▶ _OBJECTIVE_
Copy out the lines word for word, beginning with the line that contains "help-label: 帮助 <box>485 66 509 83</box>" and continuing through the line that contains "play-button[interactable]: 播放 <box>3", with both of those lines included.

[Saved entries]
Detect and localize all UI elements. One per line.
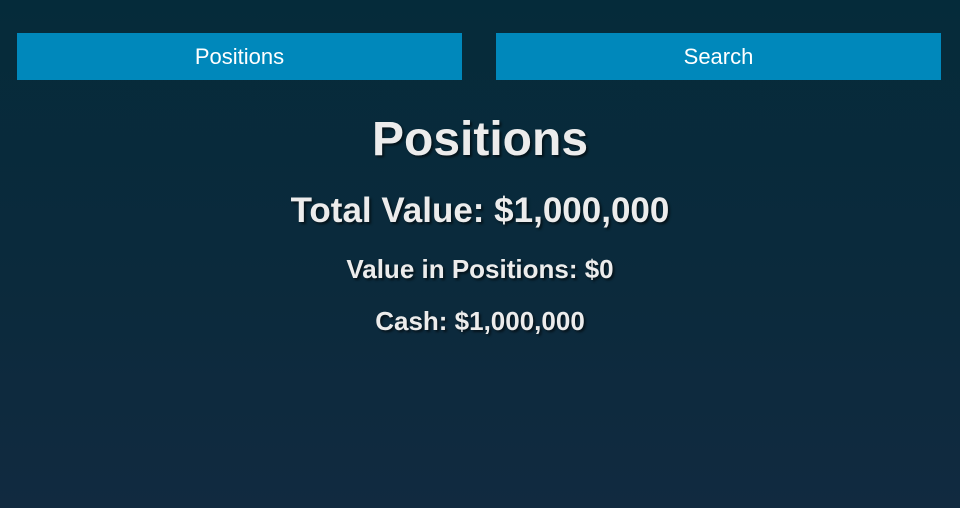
total-value-text: Total Value: $1,000,000 <box>290 191 670 230</box>
search-nav-button[interactable]: Search <box>496 33 941 80</box>
cash-text: Cash: $1,000,000 <box>375 306 585 336</box>
positions-nav-button[interactable]: Positions <box>17 33 462 80</box>
top-nav: Positions Search <box>17 33 941 80</box>
value-in-positions-text: Value in Positions: $0 <box>346 254 614 284</box>
page-title: Positions <box>371 113 589 166</box>
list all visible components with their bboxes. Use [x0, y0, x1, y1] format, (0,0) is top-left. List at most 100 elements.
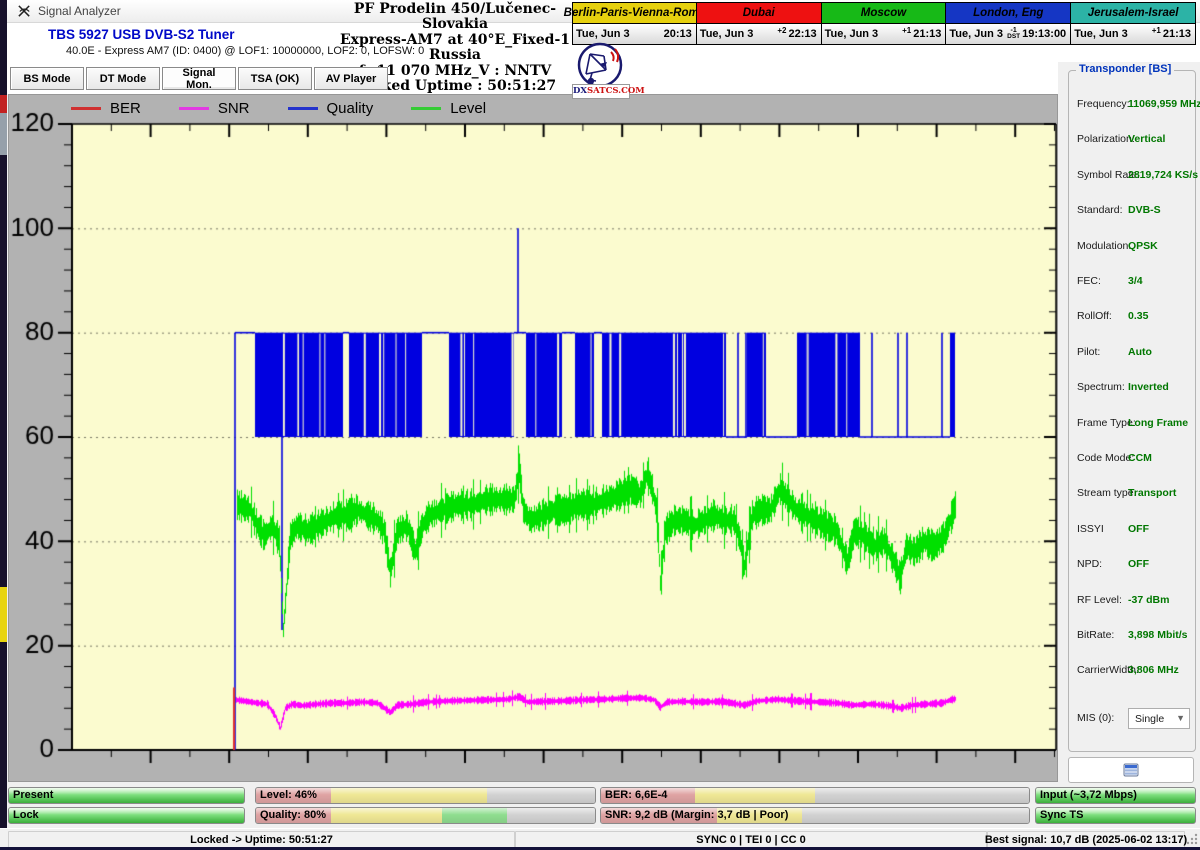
tab-bs-mode[interactable]: BS Mode [10, 67, 84, 90]
stream-list-icon [1123, 763, 1139, 777]
clock-time-value: 22:13 [788, 28, 816, 40]
station-line-1: PF Prodelin 450/Lučenec-Slovakia [322, 2, 588, 33]
clock-time: Tue, Jun 3+222:13 [697, 24, 821, 44]
transponder-row: Pilot:Auto [1077, 346, 1189, 360]
mode-tabs: BS ModeDT ModeSignal Mon.TSA (OK)AV Play… [10, 67, 390, 90]
mis-selected-value: Single [1135, 713, 1164, 725]
legend-label: Quality [327, 100, 374, 117]
transponder-row-value: Vertical [1128, 133, 1165, 145]
quality-label: Quality: 80% [260, 809, 326, 821]
tab-signal-mon-[interactable]: Signal Mon. [162, 67, 236, 90]
transponder-row: Code Mode:CCM [1077, 452, 1189, 466]
transponder-groupbox: Transponder [BS] Frequency:11069,959 MHz… [1068, 70, 1196, 752]
present-bar: Present [8, 787, 245, 804]
lock-label: Lock [13, 809, 39, 821]
transponder-row-value: QPSK [1128, 240, 1158, 252]
tab-tsa-ok-[interactable]: TSA (OK) [238, 67, 312, 90]
transponder-row-value: 3,806 MHz [1128, 664, 1179, 676]
legend-line-swatch [179, 107, 209, 110]
clock-date: Tue, Jun 3 [1074, 28, 1128, 40]
transponder-row: NPD:OFF [1077, 558, 1189, 572]
transponder-row: Spectrum:Inverted [1077, 381, 1189, 395]
transponder-row-label: ISSYI [1077, 523, 1129, 537]
ber-label: BER: 6,6E-4 [605, 789, 667, 801]
stream-list-button[interactable] [1068, 757, 1194, 783]
quality-bar: Quality: 80% [255, 807, 596, 824]
mis-select[interactable]: Single ▼ [1128, 708, 1190, 729]
transponder-row-value: 0.35 [1128, 310, 1148, 322]
mis-label: MIS (0): [1077, 712, 1114, 724]
transponder-row-label: FEC: [1077, 275, 1129, 289]
mis-row: MIS (0): Single ▼ [1077, 712, 1189, 724]
app-icon [17, 4, 32, 19]
signal-history-chart [9, 95, 1057, 781]
clock-offset: +2 [777, 26, 786, 35]
transponder-row-value: Auto [1128, 346, 1152, 358]
snr-label: SNR: 9,2 dB (Margin: 3,7 dB | Poor) [605, 809, 788, 821]
clock-city: Dubai [697, 3, 821, 24]
clock-time-value: 21:13 [913, 28, 941, 40]
transponder-row-label: RF Level: [1077, 594, 1129, 608]
clock-city: London, Eng [946, 3, 1070, 24]
legend-label: Level [450, 100, 486, 117]
transponder-row-label: Pilot: [1077, 346, 1129, 360]
transponder-row: BitRate:3,898 Mbit/s [1077, 629, 1189, 643]
transponder-row-value: DVB-S [1128, 204, 1161, 216]
level-bar: Level: 46% [255, 787, 596, 804]
transponder-row-value: 11069,959 MHz [1128, 98, 1200, 110]
clock-offset: +1 [902, 26, 911, 35]
legend-item-level: Level [411, 100, 486, 117]
clock-date: Tue, Jun 3 [576, 28, 630, 40]
legend-line-swatch [288, 107, 318, 110]
clock-time-value: 20:13 [664, 28, 692, 40]
transponder-row-value: 2819,724 KS/s [1128, 169, 1198, 181]
tab-dt-mode[interactable]: DT Mode [86, 67, 160, 90]
transponder-row-label: Stream type: [1077, 487, 1129, 501]
transponder-row: Modulation:QPSK [1077, 240, 1189, 254]
clock-3: MoscowTue, Jun 3+121:13 [822, 2, 947, 45]
clock-2: DubaiTue, Jun 3+222:13 [697, 2, 822, 45]
transponder-row-value: Inverted [1128, 381, 1169, 393]
transponder-row-value: OFF [1128, 523, 1149, 535]
resize-grip[interactable] [1185, 832, 1198, 845]
transponder-row: FEC:3/4 [1077, 275, 1189, 289]
transponder-row: CarrierWidth:3,806 MHz [1077, 664, 1189, 678]
clock-time: Tue, Jun 3+121:13 [822, 24, 946, 44]
input-label: Input (~3,72 Mbps) [1040, 789, 1137, 801]
transponder-row: RF Level:-37 dBm [1077, 594, 1189, 608]
legend-item-ber: BER [71, 100, 141, 117]
clock-time: Tue, Jun 3-1DST19:13:00 [946, 24, 1070, 44]
legend-line-swatch [411, 107, 441, 110]
present-label: Present [13, 789, 53, 801]
ber-bar: BER: 6,6E-4 [600, 787, 1030, 804]
sync-bar: Sync TS [1035, 807, 1196, 824]
level-label: Level: 46% [260, 789, 317, 801]
chevron-down-icon: ▼ [1176, 713, 1185, 723]
clock-offset: -1DST [1007, 28, 1020, 40]
transponder-row: Symbol Rate:2819,724 KS/s [1077, 169, 1189, 183]
transponder-row: Polarization:Vertical [1077, 133, 1189, 147]
clock-city: Berlin-Paris-Vienna-Roma [573, 3, 696, 24]
transponder-panel: Transponder [BS] Frequency:11069,959 MHz… [1058, 62, 1200, 828]
transponder-row-value: Long Frame [1128, 417, 1188, 429]
transponder-row-label: Frequency: [1077, 98, 1129, 112]
clock-dst-flag: DST [1007, 34, 1020, 40]
transponder-row-label: Frame Type: [1077, 417, 1129, 431]
transponder-row-value: -37 dBm [1128, 594, 1169, 606]
clock-time-value: 21:13 [1163, 28, 1191, 40]
tuner-title: TBS 5927 USB DVB-S2 Tuner [48, 27, 235, 42]
bar-gloss [9, 808, 244, 823]
world-clocks: Berlin-Paris-Vienna-Roma Tue, Jun 3 20:13 D… [572, 2, 1196, 45]
background-accent [0, 95, 7, 113]
transponder-row-label: Spectrum: [1077, 381, 1129, 395]
legend-line-swatch [71, 107, 101, 110]
transponder-row-value: Transport [1128, 487, 1176, 499]
snr-bar: SNR: 9,2 dB (Margin: 3,7 dB | Poor) [600, 807, 1030, 824]
background-window-edge [0, 0, 7, 828]
transponder-row-value: CCM [1128, 452, 1152, 464]
tab-av-player[interactable]: AV Player [314, 67, 388, 90]
transponder-row-label: Code Mode: [1077, 452, 1129, 466]
transponder-row-label: Modulation: [1077, 240, 1129, 254]
logo-text: DXSATCS.COM [572, 84, 630, 99]
transponder-row-label: Polarization: [1077, 133, 1129, 147]
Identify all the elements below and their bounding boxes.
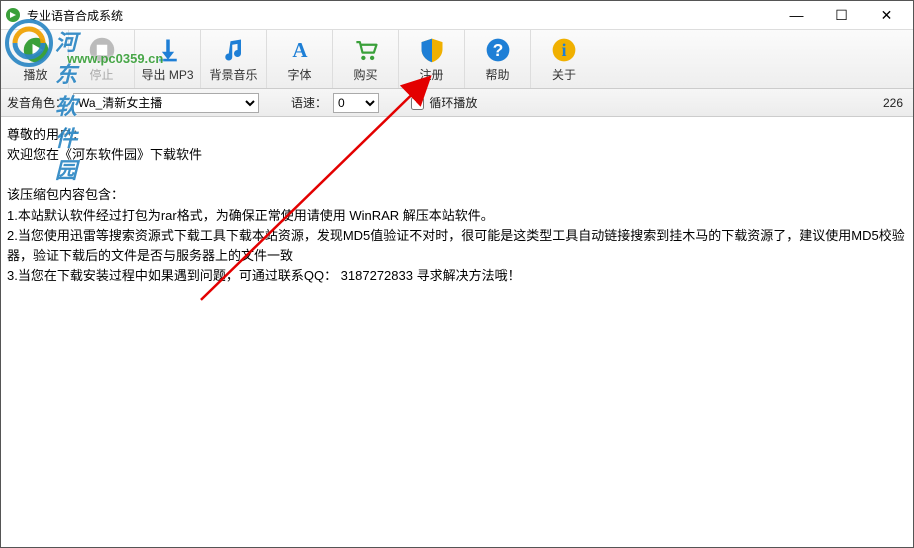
help-label: 帮助 <box>485 66 509 83</box>
buy-label: 购买 <box>353 66 377 83</box>
close-button[interactable]: ✕ <box>864 1 909 29</box>
export-mp3-label: 导出 MP3 <box>141 66 193 83</box>
music-note-icon <box>220 36 248 64</box>
svg-text:i: i <box>562 40 567 60</box>
about-button[interactable]: i 关于 <box>531 30 597 88</box>
register-label: 注册 <box>419 66 443 83</box>
help-icon: ? <box>484 36 512 64</box>
voice-label: 发音角色： <box>7 94 67 111</box>
font-button[interactable]: A 字体 <box>267 30 333 88</box>
about-label: 关于 <box>552 66 576 83</box>
loop-checkbox-wrap[interactable]: 循环播放 <box>411 94 477 111</box>
font-label: 字体 <box>287 66 311 83</box>
options-bar: 发音角色： Wa_清新女主播 语速： 0 循环播放 226 <box>1 89 913 117</box>
info-icon: i <box>550 36 578 64</box>
bgm-label: 背景音乐 <box>209 66 257 83</box>
play-button[interactable]: 播放 <box>3 30 69 88</box>
main-toolbar: 播放 停止 导出 MP3 背景音乐 A 字体 购买 <box>1 29 913 89</box>
stop-button[interactable]: 停止 <box>69 30 135 88</box>
cart-icon <box>352 36 380 64</box>
stop-label: 停止 <box>89 66 113 83</box>
content-textarea[interactable]: 尊敬的用户： 欢迎您在《河东软件园》下载软件 该压缩包内容包含： 1.本站默认软… <box>1 117 913 547</box>
speed-select[interactable]: 0 <box>333 93 379 113</box>
svg-text:A: A <box>292 38 308 62</box>
buy-button[interactable]: 购买 <box>333 30 399 88</box>
help-button[interactable]: ? 帮助 <box>465 30 531 88</box>
export-mp3-icon <box>154 36 182 64</box>
window-controls: — ☐ ✕ <box>774 1 909 29</box>
minimize-button[interactable]: — <box>774 1 819 29</box>
svg-text:?: ? <box>492 40 503 60</box>
char-count: 226 <box>883 96 903 110</box>
speed-label: 语速： <box>291 94 327 111</box>
play-label: 播放 <box>23 66 47 83</box>
stop-icon <box>88 36 116 64</box>
voice-select[interactable]: Wa_清新女主播 <box>73 93 259 113</box>
window-title: 专业语音合成系统 <box>27 7 774 24</box>
maximize-button[interactable]: ☐ <box>819 1 864 29</box>
loop-checkbox[interactable] <box>411 97 424 110</box>
bgm-button[interactable]: 背景音乐 <box>201 30 267 88</box>
font-icon: A <box>286 36 314 64</box>
shield-icon <box>418 36 446 64</box>
register-button[interactable]: 注册 <box>399 30 465 88</box>
app-icon <box>5 7 21 23</box>
title-bar: 专业语音合成系统 — ☐ ✕ <box>1 1 913 29</box>
export-mp3-button[interactable]: 导出 MP3 <box>135 30 201 88</box>
loop-label: 循环播放 <box>429 96 477 110</box>
play-icon <box>22 36 50 64</box>
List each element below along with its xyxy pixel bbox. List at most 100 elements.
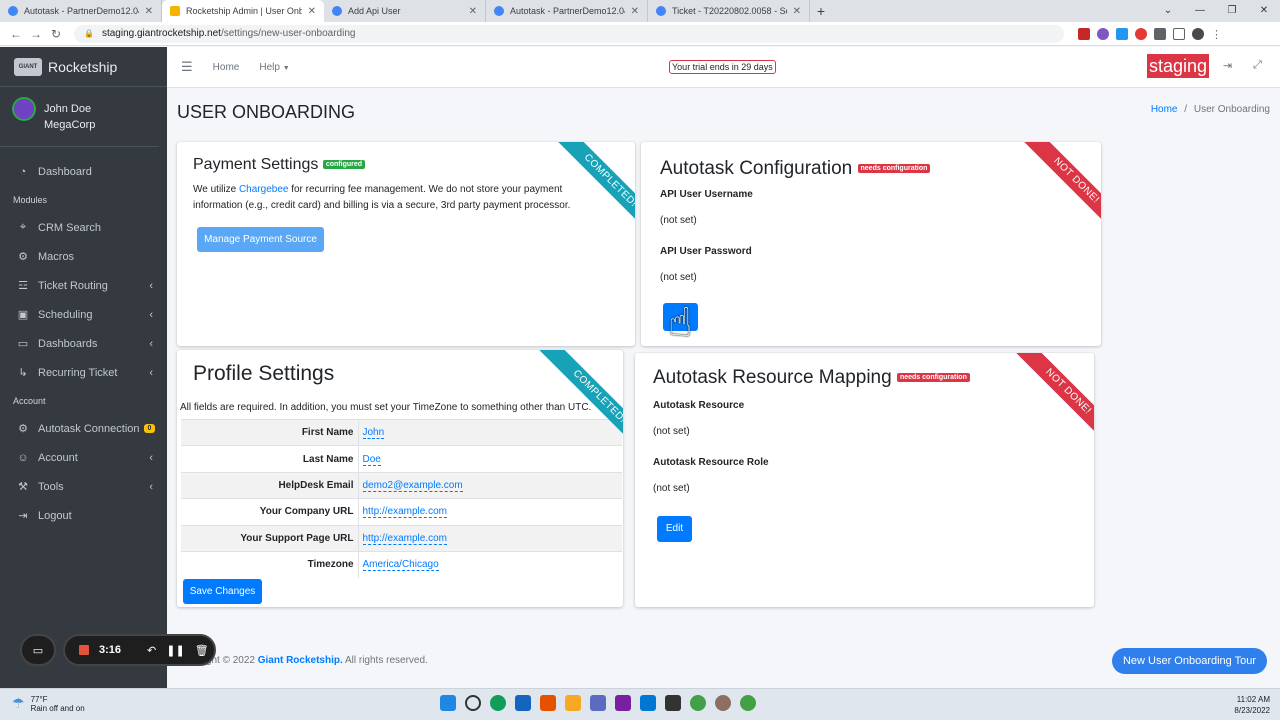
stop-recording-button[interactable]: [79, 645, 89, 655]
crm-search-icon: ⌖: [19, 221, 27, 233]
company-link[interactable]: Giant Rocketship.: [258, 655, 343, 666]
field-label: Your Company URL: [181, 498, 358, 526]
undo-icon[interactable]: ↶: [147, 644, 156, 657]
chargebee-link[interactable]: Chargebee: [239, 184, 288, 195]
hamburger-icon[interactable]: ☰: [181, 59, 193, 75]
temperature: 77°F: [30, 695, 48, 704]
extension-icon[interactable]: [1078, 27, 1090, 40]
table-row: Your Company URL http://example.com: [181, 498, 622, 526]
editable-field-value[interactable]: http://example.com: [362, 506, 447, 519]
sidebar-item-crm-search[interactable]: ⌖ CRM Search: [0, 213, 167, 242]
sidebar-section-header: Account: [13, 395, 46, 406]
sidebar-item-account[interactable]: ☺ Account ‹: [0, 443, 167, 472]
teams-icon[interactable]: [590, 695, 606, 711]
close-icon[interactable]: ✕: [308, 6, 316, 17]
chrome-icon[interactable]: [740, 695, 756, 711]
back-icon[interactable]: ←: [6, 27, 26, 41]
menu-dots-icon[interactable]: ⋮: [1211, 28, 1222, 41]
browser-tab[interactable]: Add Api User ✕: [324, 0, 486, 22]
url-path: /settings/new-user-onboarding: [220, 28, 356, 39]
field-value-cell: America/Chicago: [357, 550, 622, 578]
edit-button[interactable]: Edit: [657, 516, 692, 542]
manage-payment-source-button[interactable]: Manage Payment Source: [197, 227, 324, 252]
sidebar-item-macros[interactable]: ⚙ Macros: [0, 242, 167, 271]
onboarding-tour-button[interactable]: New User Onboarding Tour: [1112, 648, 1267, 674]
vscode-icon[interactable]: [640, 695, 656, 711]
table-row: Last Name Doe: [181, 445, 622, 473]
sidebar-item-label: Logout: [38, 509, 72, 522]
globe-icon: [332, 6, 342, 16]
card-title: Payment Settings configured: [193, 156, 366, 174]
app-icon[interactable]: [715, 695, 731, 711]
brand-link[interactable]: GIANT Rocketship: [0, 47, 167, 87]
sidebar-nav: ◔ Dashboard Modules ⌖ CRM Search ⚙ Macros ☲ Tick…: [0, 147, 167, 530]
close-icon[interactable]: ✕: [469, 6, 477, 17]
close-icon[interactable]: ✕: [631, 6, 639, 17]
sign-out-icon[interactable]: ⇥: [1223, 59, 1232, 72]
close-icon[interactable]: ✕: [793, 6, 801, 17]
pause-icon[interactable]: ❚❚: [166, 644, 184, 657]
extension-icon[interactable]: [1135, 27, 1147, 40]
field-value-cell: John: [357, 418, 622, 446]
sidebar-item-dashboard[interactable]: ◔ Dashboard: [0, 157, 167, 186]
browser-tab[interactable]: Ticket - T20220802.0058 - Som ✕: [648, 0, 810, 22]
user-panel[interactable]: John Doe MegaCorp: [0, 87, 159, 147]
sidebar-item-recurring-ticket[interactable]: ↳ Recurring Ticket ‹: [0, 358, 167, 387]
browser-tab-active[interactable]: Rocketship Admin | User Onboa ✕: [162, 0, 324, 22]
onenote-icon[interactable]: [615, 695, 631, 711]
app-icon[interactable]: [665, 695, 681, 711]
profile-avatar-icon[interactable]: [1192, 27, 1204, 40]
forward-icon[interactable]: →: [26, 27, 46, 41]
minimize-button[interactable]: —: [1184, 0, 1216, 22]
editable-field-value[interactable]: http://example.com: [362, 532, 447, 545]
store-icon[interactable]: [515, 695, 531, 711]
browser-tab[interactable]: Autotask - PartnerDemo12.04.20 ✕: [486, 0, 648, 22]
sidebar-item-tools[interactable]: ⚒ Tools ‹: [0, 472, 167, 501]
fullscreen-icon[interactable]: ⤢: [1253, 59, 1262, 72]
extension-icon[interactable]: [1116, 27, 1128, 40]
globe-icon: [656, 6, 666, 16]
breadcrumb-home[interactable]: Home: [1151, 104, 1178, 115]
taskbar-apps: [440, 695, 756, 711]
tab-search-icon[interactable]: ⌄: [1152, 0, 1184, 22]
sidebar-item-dashboards[interactable]: ▭ Dashboards ‹: [0, 329, 167, 358]
close-icon[interactable]: ✕: [145, 6, 153, 17]
weather-widget[interactable]: ☂ 77°F Rain off and on: [12, 695, 85, 713]
trash-icon[interactable]: 🗑: [195, 644, 209, 657]
system-clock[interactable]: 11:02 AM 8/23/2022: [1234, 694, 1270, 716]
address-bar[interactable]: 🔒 staging.giantrocketship.net/settings/n…: [74, 24, 1064, 43]
chrome-icon[interactable]: [690, 695, 706, 711]
editable-field-value[interactable]: Doe: [362, 453, 381, 466]
field-label: Your Support Page URL: [181, 524, 358, 552]
search-icon[interactable]: [465, 695, 481, 711]
reload-icon[interactable]: ↻: [46, 27, 66, 41]
sidebar-icon[interactable]: [1173, 27, 1185, 40]
editable-field-value[interactable]: demo2@example.com: [362, 479, 463, 492]
folder-icon[interactable]: [565, 695, 581, 711]
browser-tab[interactable]: Autotask - PartnerDemo12.04.20 ✕: [0, 0, 162, 22]
close-window-button[interactable]: ✕: [1248, 0, 1280, 22]
autotask-configuration-card: Autotask Configuration needs configurati…: [641, 142, 1101, 346]
start-icon[interactable]: [440, 695, 456, 711]
edge-icon[interactable]: [490, 695, 506, 711]
restore-button[interactable]: ❐: [1216, 0, 1248, 22]
editable-field-value[interactable]: John: [362, 427, 385, 440]
nav-home-link[interactable]: Home: [213, 62, 240, 73]
new-tab-button[interactable]: +: [810, 0, 832, 22]
sidebar-item-ticket-routing[interactable]: ☲ Ticket Routing ‹: [0, 271, 167, 300]
editable-field-value[interactable]: America/Chicago: [362, 559, 439, 572]
clock-date: 8/23/2022: [1234, 706, 1270, 715]
status-badge: needs configuration: [896, 373, 970, 383]
card-title: Autotask Configuration needs configurati…: [660, 158, 931, 180]
app-icon[interactable]: [540, 695, 556, 711]
puzzle-icon[interactable]: [1154, 27, 1166, 40]
sidebar-item-scheduling[interactable]: ▣ Scheduling ‹: [0, 300, 167, 329]
extension-icon[interactable]: [1097, 27, 1109, 40]
sidebar-item-autotask-connection[interactable]: ⚙ Autotask Connection 0: [0, 414, 167, 443]
save-changes-button[interactable]: Save Changes: [183, 579, 262, 604]
sidebar-item-logout[interactable]: ⇥ Logout: [0, 501, 167, 530]
nav-help-dropdown[interactable]: Help ▼: [259, 62, 289, 73]
camera-toggle-button[interactable]: ▭: [20, 634, 56, 666]
resource-role-label: Autotask Resource Role: [653, 457, 769, 468]
globe-icon: [494, 6, 504, 16]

▶ _RESULT OF THIS TASK_
help-label: 帮助 <box>485 66 509 83</box>
buy-label: 购买 <box>353 66 377 83</box>
close-button[interactable]: ✕ <box>864 1 909 29</box>
export-mp3-label: 导出 MP3 <box>141 66 193 83</box>
music-note-icon <box>220 36 248 64</box>
svg-text:i: i <box>562 40 567 60</box>
about-button[interactable]: i 关于 <box>531 30 597 88</box>
register-label: 注册 <box>419 66 443 83</box>
help-icon: ? <box>484 36 512 64</box>
voice-label: 发音角色： <box>7 94 67 111</box>
font-button[interactable]: A 字体 <box>267 30 333 88</box>
about-label: 关于 <box>552 66 576 83</box>
loop-checkbox-wrap[interactable]: 循环播放 <box>411 94 477 111</box>
font-label: 字体 <box>287 66 311 83</box>
options-bar: 发音角色： Wa_清新女主播 语速： 0 循环播放 226 <box>1 89 913 117</box>
info-icon: i <box>550 36 578 64</box>
bgm-label: 背景音乐 <box>209 66 257 83</box>
play-button[interactable]: 播放 <box>3 30 69 88</box>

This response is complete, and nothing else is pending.